*** WORKING DATA

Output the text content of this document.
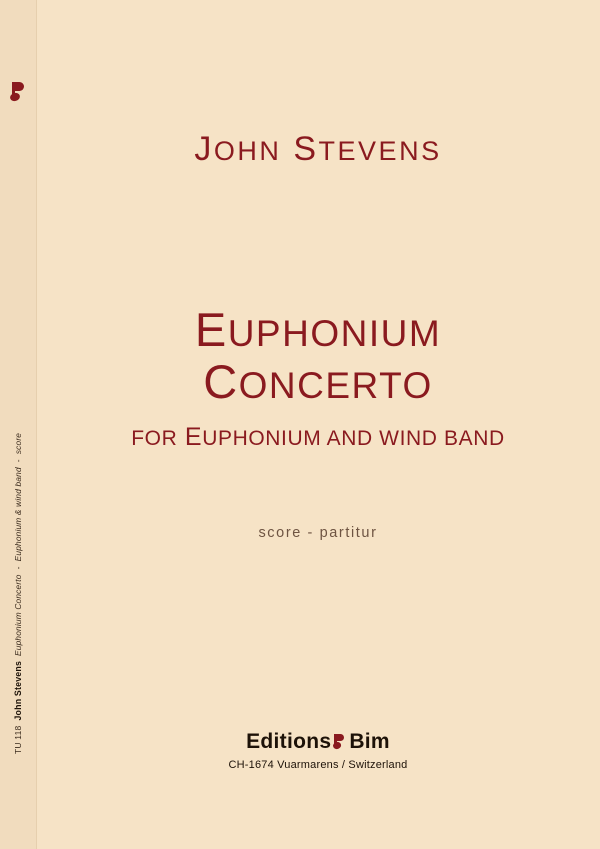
TU 118John StevensEuphonium Concerto-Euphonium & wind band-score
JOHN STEVENS
EUPHONIUM
CONCERTO
FOR EUPHONIUM AND WIND BAND
score - partitur
Editions Bim
CH-1674 Vuarmarens / Switzerland
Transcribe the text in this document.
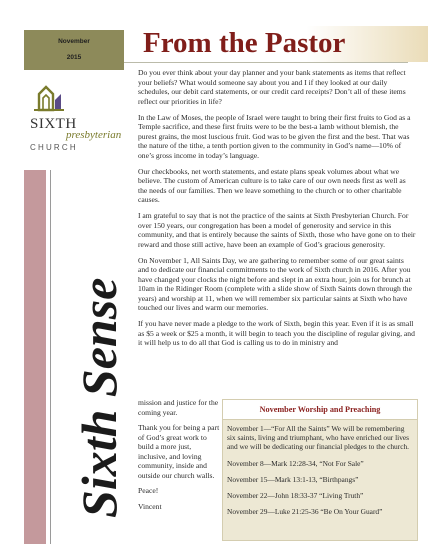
November
2015
SIXTH
presbyterian
CHURCH
Sixth Sense
From the Pastor

Do you ever think about your day planner and your bank statements as items that reflect your beliefs? What would someone say about you and I if they looked at our daily schedules, our debit card statements, or our credit card receipts? Don’t all of these items reflect our priorities in life?

In the Law of Moses, the people of Israel were taught to bring their first fruits to God as a Temple sacrifice, and these first fruits were to be the best-a lamb without blemish, the purest grains, the most luscious fruit. God was to be given the first and the best. That was the nature of the tithe, a tenth portion given to the community in God’s name—10% of one’s gross income in today’s language.

Our checkbooks, net worth statements, and estate plans speak volumes about what we believe. The custom of American culture is to take care of our own needs first as well as the needs of our families. Then we leave something to the church or to other charitable causes.

I am grateful to say that is not the practice of the saints at Sixth Presbyterian Church. For over 150 years, our congregation has been a model of generosity and service in this community, and that is entirely because the saints of Sixth, those who have gone on to their reward and those still active, have been an example of God’s gracious generosity.

On November 1, All Saints Day, we are gathering to remember some of our great saints and to dedicate our financial commitments to the work of Sixth church in 2016. After you have changed your clocks the night before and slept in an extra hour, join us for brunch at 10am in the Ridinger Room (complete with a slide show of Sixth Saints down through the years) and worship at 11, when we will remember six particular saints at Sixth who have touched our lives and warm our memories.

If you have never made a pledge to the work of Sixth, begin this year. Even if it is as small as $5 a week or $25 a month, it will begin to teach you the discipline of regular giving, and it will help us to do all that God is calling us to do in ministry and

mission and justice for the coming year.

Thank you for being a part of God’s great work to build a more just, inclusive, and loving community, inside and outside our church walls.

Peace!

Vincent

November Worship and Preaching

November 1—“For All the Saints” We will be remembering six saints, living and triumphant, who have enriched our lives and we will be dedicating our financial pledges to the church.

November 8—Mark 12:28-34, “Not For Sale”

November 15—Mark 13:1-13, “Birthpangs”

November 22—John 18:33-37 “Living Truth”

November 29—Luke 21:25-36 “Be On Your Guard”
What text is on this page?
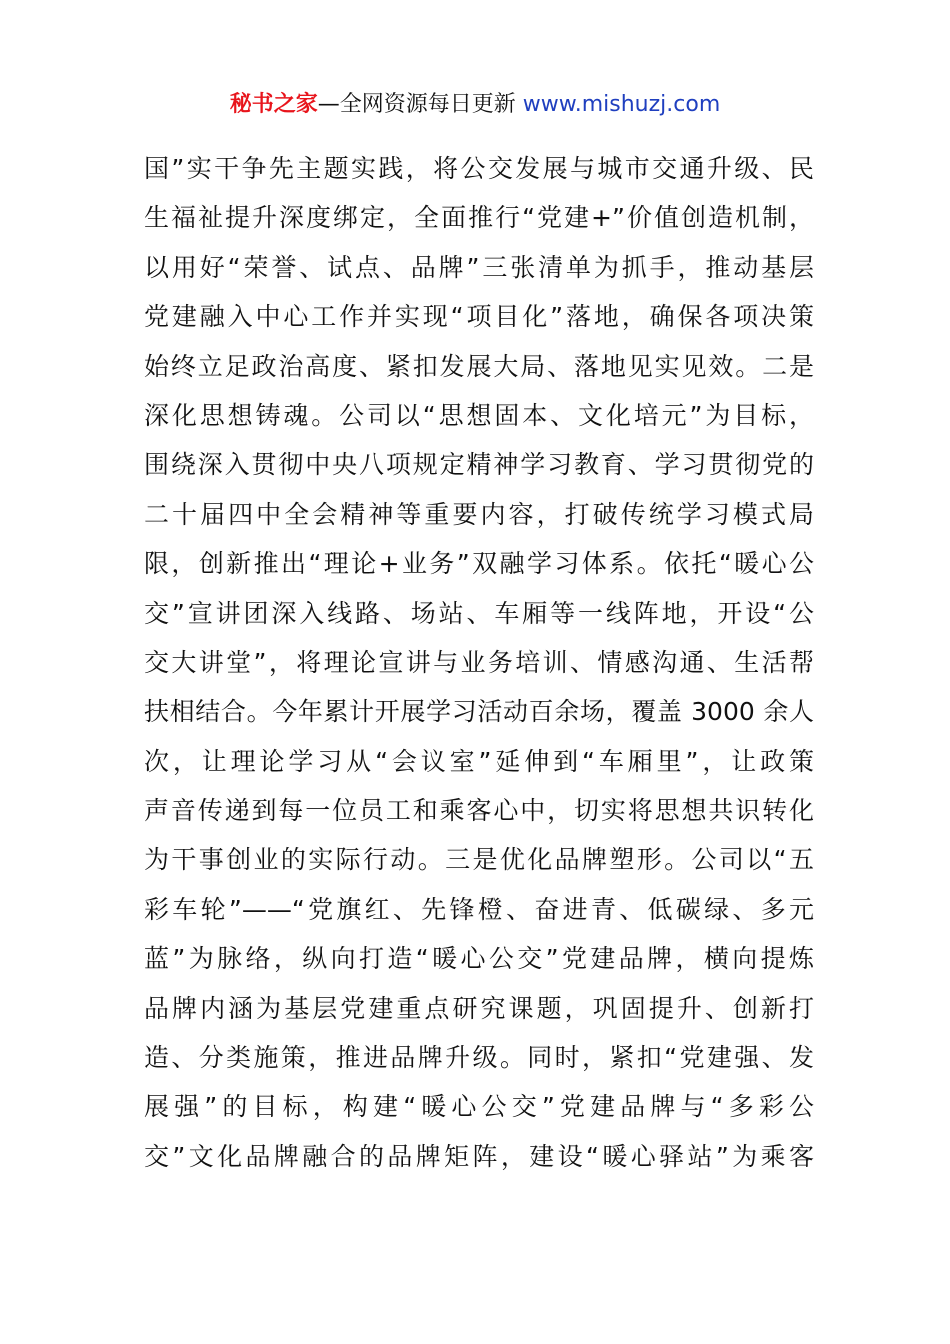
秘书之家—全网资源每日更新 www.mishuzj.com
国”实干争先主题实践，将公交发展与城市交通升级、民
生福祉提升深度绑定，全面推行“党建+”价值创造机制，
以用好“荣誉、试点、品牌”三张清单为抓手，推动基层
党建融入中心工作并实现“项目化”落地，确保各项决策
始终立足政治高度、紧扣发展大局、落地见实见效。二是
深化思想铸魂。公司以“思想固本、文化培元”为目标，
围绕深入贯彻中央八项规定精神学习教育、学习贯彻党的
二十届四中全会精神等重要内容，打破传统学习模式局
限，创新推出“理论+业务”双融学习体系。依托“暖心公
交”宣讲团深入线路、场站、车厢等一线阵地，开设“公
交大讲堂”，将理论宣讲与业务培训、情感沟通、生活帮
扶相结合。今年累计开展学习活动百余场，覆盖 3000 余人
次，让理论学习从“会议室”延伸到“车厢里”，让政策
声音传递到每一位员工和乘客心中，切实将思想共识转化
为干事创业的实际行动。三是优化品牌塑形。公司以“五
彩车轮”——“党旗红、先锋橙、奋进青、低碳绿、多元
蓝”为脉络，纵向打造“暖心公交”党建品牌，横向提炼
品牌内涵为基层党建重点研究课题，巩固提升、创新打
造、分类施策，推进品牌升级。同时，紧扣“党建强、发
展强”的目标，构建“暖心公交”党建品牌与“多彩公
交”文化品牌融合的品牌矩阵，建设“暖心驿站”为乘客
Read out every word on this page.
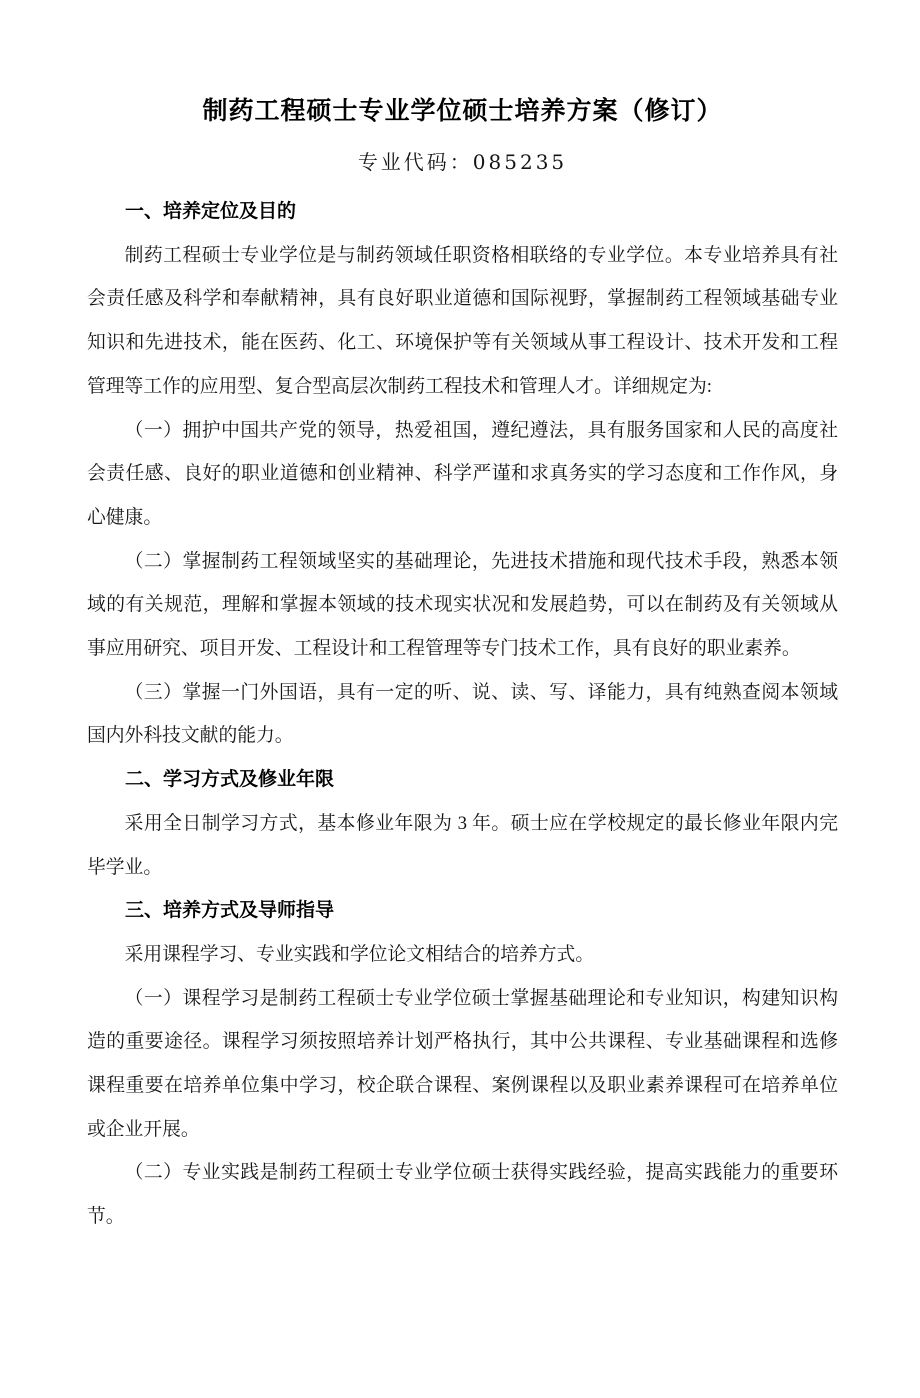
制药工程硕士专业学位硕士培养方案（修订）
专业代码：085235
一、培养定位及目的

制药工程硕士专业学位是与制药领域任职资格相联络的专业学位。本专业培养具有社会责任感及科学和奉献精神，具有良好职业道德和国际视野，掌握制药工程领域基础专业知识和先进技术，能在医药、化工、环境保护等有关领域从事工程设计、技术开发和工程管理等工作的应用型、复合型高层次制药工程技术和管理人才。详细规定为:

（一）拥护中国共产党的领导，热爱祖国，遵纪遵法，具有服务国家和人民的高度社会责任感、良好的职业道德和创业精神、科学严谨和求真务实的学习态度和工作作风，身心健康。

（二）掌握制药工程领域坚实的基础理论，先进技术措施和现代技术手段，熟悉本领域的有关规范，理解和掌握本领域的技术现实状况和发展趋势，可以在制药及有关领域从事应用研究、项目开发、工程设计和工程管理等专门技术工作，具有良好的职业素养。

（三）掌握一门外国语，具有一定的听、说、读、写、译能力，具有纯熟查阅本领域国内外科技文献的能力。

二、学习方式及修业年限

采用全日制学习方式，基本修业年限为 3 年。硕士应在学校规定的最长修业年限内完毕学业。

三、培养方式及导师指导

采用课程学习、专业实践和学位论文相结合的培养方式。

（一）课程学习是制药工程硕士专业学位硕士掌握基础理论和专业知识，构建知识构造的重要途径。课程学习须按照培养计划严格执行，其中公共课程、专业基础课程和选修课程重要在培养单位集中学习，校企联合课程、案例课程以及职业素养课程可在培养单位或企业开展。

（二）专业实践是制药工程硕士专业学位硕士获得实践经验，提高实践能力的重要环节。
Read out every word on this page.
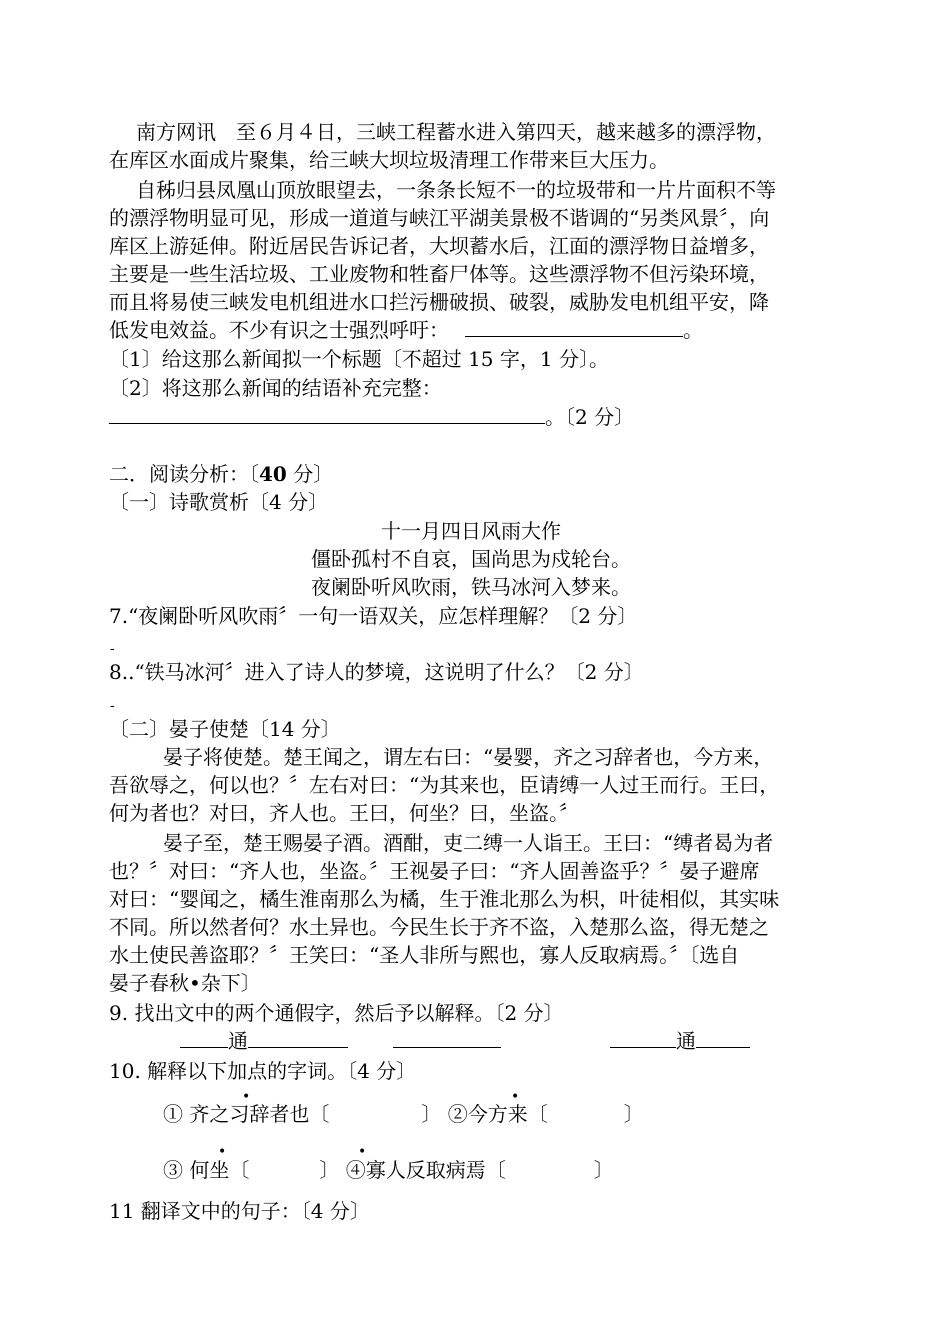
南方网讯　至６月４日，三峡工程蓄水进入第四天，越来越多的漂浮物，
在库区水面成片聚集，给三峡大坝垃圾清理工作带来巨大压力。
自秭归县凤凰山顶放眼望去，一条条长短不一的垃圾带和一片片面积不等
的漂浮物明显可见，形成一道道与峡江平湖美景极不谐调的“另类风景〞，向
库区上游延伸。附近居民告诉记者，大坝蓄水后，江面的漂浮物日益增多，
主要是一些生活垃圾、工业废物和牲畜尸体等。这些漂浮物不但污染环境，
而且将易使三峡发电机组进水口拦污栅破损、破裂，威胁发电机组平安，降
低发电效益。不少有识之士强烈呼吁：	。
〔1〕给这那么新闻拟一个标题〔不超过 15 字，1 分〕。
〔2〕将这那么新闻的结语补充完整：
。〔2 分〕
二．阅读分析：〔40 分〕
〔一〕诗歌赏析〔4 分〕
十一月四日风雨大作
僵卧孤村不自哀，国尚思为戍轮台。
夜阑卧听风吹雨，铁马冰河入梦来。
7.“夜阑卧听风吹雨〞一句一语双关，应怎样理解？〔2 分〕
-
8..“铁马冰河〞进入了诗人的梦境，这说明了什么？〔2 分〕
-
〔二〕晏子使楚〔14 分〕
晏子将使楚。楚王闻之，谓左右曰：“晏婴，齐之习辞者也，今方来，
吾欲辱之，何以也？〞左右对曰：“为其来也，臣请缚一人过王而行。王曰，
何为者也？对曰，齐人也。王曰，何坐？曰，坐盗。〞
晏子至，楚王赐晏子酒。酒酣，吏二缚一人诣王。王曰：“缚者曷为者
也？〞对曰：“齐人也，坐盗。〞王视晏子曰：“齐人固善盗乎？〞晏子避席
对曰：“婴闻之，橘生淮南那么为橘，生于淮北那么为枳，叶徒相似，其实味
不同。所以然者何？水土异也。今民生长于齐不盗，入楚那么盗，得无楚之
水土使民善盗耶？〞王笑曰：“圣人非所与熙也，寡人反取病焉。〞〔选自
晏子春秋•杂下〕
9. 找出文中的两个通假字，然后予以解释。〔2 分〕
通	通
10. 解释以下加点的字词。〔4 分〕
•	•
① 齐之习辞者也〔	〕 ②今方来〔	〕
•	•
③ 何坐〔	〕 ④寡人反取病焉〔	〕
11 翻译文中的句子：〔4 分〕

******

→ **EXERCISE INSTRUCTIONS**
Reproduce the full listing faithfully, but do not carry over any pictures.

→ **WORKED SOLUTION**
Output the text content of this document.
TU 118John StevensEuphonium Concerto-Euphonium & wind band-score
JOHN STEVENS
EUPHONIUM
CONCERTO
FOR EUPHONIUM AND WIND BAND
score - partitur
Editions Bim
CH-1674 Vuarmarens / Switzerland
Transcribe the text in this document.
November
2015
SIXTH
presbyterian
CHURCH
Sixth Sense
From the Pastor

Do you ever think about your day planner and your bank statements as items that reflect your beliefs? What would someone say about you and I if they looked at our daily schedules, our debit card statements, or our credit card receipts? Don’t all of these items reflect our priorities in life?

In the Law of Moses, the people of Israel were taught to bring their first fruits to God as a Temple sacrifice, and these first fruits were to be the best-a lamb without blemish, the purest grains, the most luscious fruit. God was to be given the first and the best. That was the nature of the tithe, a tenth portion given to the community in God’s name—10% of one’s gross income in today’s language.

Our checkbooks, net worth statements, and estate plans speak volumes about what we believe. The custom of American culture is to take care of our own needs first as well as the needs of our families. Then we leave something to the church or to other charitable causes.

I am grateful to say that is not the practice of the saints at Sixth Presbyterian Church. For over 150 years, our congregation has been a model of generosity and service in this community, and that is entirely because the saints of Sixth, those who have gone on to their reward and those still active, have been an example of God’s gracious generosity.

On November 1, All Saints Day, we are gathering to remember some of our great saints and to dedicate our financial commitments to the work of Sixth church in 2016. After you have changed your clocks the night before and slept in an extra hour, join us for brunch at 10am in the Ridinger Room (complete with a slide show of Sixth Saints down through the years) and worship at 11, when we will remember six particular saints at Sixth who have touched our lives and warm our memories.

If you have never made a pledge to the work of Sixth, begin this year. Even if it is as small as $5 a week or $25 a month, it will begin to teach you the discipline of regular giving, and it will help us to do all that God is calling us to do in ministry and

mission and justice for the coming year.

Thank you for being a part of God’s great work to build a more just, inclusive, and loving community, inside and outside our church walls.

Peace!

Vincent

November Worship and Preaching

November 1—“For All the Saints” We will be remembering six saints, living and triumphant, who have enriched our lives and we will be dedicating our financial pledges to the church.

November 8—Mark 12:28-34, “Not For Sale”

November 15—Mark 13:1-13, “Birthpangs”

November 22—John 18:33-37 “Living Truth”

November 29—Luke 21:25-36 “Be On Your Guard”
What text is on this page?
秘书之家—全网资源每日更新 www.mishuzj.com
国”实干争先主题实践，将公交发展与城市交通升级、民
生福祉提升深度绑定，全面推行“党建+”价值创造机制，
以用好“荣誉、试点、品牌”三张清单为抓手，推动基层
党建融入中心工作并实现“项目化”落地，确保各项决策
始终立足政治高度、紧扣发展大局、落地见实见效。二是
深化思想铸魂。公司以“思想固本、文化培元”为目标，
围绕深入贯彻中央八项规定精神学习教育、学习贯彻党的
二十届四中全会精神等重要内容，打破传统学习模式局
限，创新推出“理论+业务”双融学习体系。依托“暖心公
交”宣讲团深入线路、场站、车厢等一线阵地，开设“公
交大讲堂”，将理论宣讲与业务培训、情感沟通、生活帮
扶相结合。今年累计开展学习活动百余场，覆盖 3000 余人
次，让理论学习从“会议室”延伸到“车厢里”，让政策
声音传递到每一位员工和乘客心中，切实将思想共识转化
为干事创业的实际行动。三是优化品牌塑形。公司以“五
彩车轮”——“党旗红、先锋橙、奋进青、低碳绿、多元
蓝”为脉络，纵向打造“暖心公交”党建品牌，横向提炼
品牌内涵为基层党建重点研究课题，巩固提升、创新打
造、分类施策，推进品牌升级。同时，紧扣“党建强、发
展强”的目标，构建“暖心公交”党建品牌与“多彩公
交”文化品牌融合的品牌矩阵，建设“暖心驿站”为乘客
Read out every word on this page.
制药工程硕士专业学位硕士培养方案（修订）
专业代码：085235
一、培养定位及目的

制药工程硕士专业学位是与制药领域任职资格相联络的专业学位。本专业培养具有社会责任感及科学和奉献精神，具有良好职业道德和国际视野，掌握制药工程领域基础专业知识和先进技术，能在医药、化工、环境保护等有关领域从事工程设计、技术开发和工程管理等工作的应用型、复合型高层次制药工程技术和管理人才。详细规定为:

（一）拥护中国共产党的领导，热爱祖国，遵纪遵法，具有服务国家和人民的高度社会责任感、良好的职业道德和创业精神、科学严谨和求真务实的学习态度和工作作风，身心健康。

（二）掌握制药工程领域坚实的基础理论，先进技术措施和现代技术手段，熟悉本领域的有关规范，理解和掌握本领域的技术现实状况和发展趋势，可以在制药及有关领域从事应用研究、项目开发、工程设计和工程管理等专门技术工作，具有良好的职业素养。

（三）掌握一门外国语，具有一定的听、说、读、写、译能力，具有纯熟查阅本领域国内外科技文献的能力。

二、学习方式及修业年限

采用全日制学习方式，基本修业年限为 3 年。硕士应在学校规定的最长修业年限内完毕学业。

三、培养方式及导师指导

采用课程学习、专业实践和学位论文相结合的培养方式。

（一）课程学习是制药工程硕士专业学位硕士掌握基础理论和专业知识，构建知识构造的重要途径。课程学习须按照培养计划严格执行，其中公共课程、专业基础课程和选修课程重要在培养单位集中学习，校企联合课程、案例课程以及职业素养课程可在培养单位或企业开展。

（二）专业实践是制药工程硕士专业学位硕士获得实践经验，提高实践能力的重要环节。
Read out every word on this page.
南方网讯　至６月４日，三峡工程蓄水进入第四天，越来越多的漂浮物，
在库区水面成片聚集，给三峡大坝垃圾清理工作带来巨大压力。
自秭归县凤凰山顶放眼望去，一条条长短不一的垃圾带和一片片面积不等
的漂浮物明显可见，形成一道道与峡江平湖美景极不谐调的“另类风景〞，向
库区上游延伸。附近居民告诉记者，大坝蓄水后，江面的漂浮物日益增多，
主要是一些生活垃圾、工业废物和牲畜尸体等。这些漂浮物不但污染环境，
而且将易使三峡发电机组进水口拦污栅破损、破裂，威胁发电机组平安，降
低发电效益。不少有识之士强烈呼吁：	。
〔1〕给这那么新闻拟一个标题〔不超过 15 字，1 分〕。
〔2〕将这那么新闻的结语补充完整：
。〔2 分〕
二．阅读分析：〔40 分〕
〔一〕诗歌赏析〔4 分〕
十一月四日风雨大作
僵卧孤村不自哀，国尚思为戍轮台。
夜阑卧听风吹雨，铁马冰河入梦来。
7.“夜阑卧听风吹雨〞一句一语双关，应怎样理解？〔2 分〕
-
8..“铁马冰河〞进入了诗人的梦境，这说明了什么？〔2 分〕
-
〔二〕晏子使楚〔14 分〕
晏子将使楚。楚王闻之，谓左右曰：“晏婴，齐之习辞者也，今方来，
吾欲辱之，何以也？〞左右对曰：“为其来也，臣请缚一人过王而行。王曰，
何为者也？对曰，齐人也。王曰，何坐？曰，坐盗。〞
晏子至，楚王赐晏子酒。酒酣，吏二缚一人诣王。王曰：“缚者曷为者
也？〞对曰：“齐人也，坐盗。〞王视晏子曰：“齐人固善盗乎？〞晏子避席
对曰：“婴闻之，橘生淮南那么为橘，生于淮北那么为枳，叶徒相似，其实味
不同。所以然者何？水土异也。今民生长于齐不盗，入楚那么盗，得无楚之
水土使民善盗耶？〞王笑曰：“圣人非所与熙也，寡人反取病焉。〞〔选自
晏子春秋•杂下〕
9. 找出文中的两个通假字，然后予以解释。〔2 分〕
通	通
10. 解释以下加点的字词。〔4 分〕
•	•
① 齐之习辞者也〔	〕 ②今方来〔	〕
•	•
③ 何坐〔	〕 ④寡人反取病焉〔	〕
11 翻译文中的句子：〔4 分〕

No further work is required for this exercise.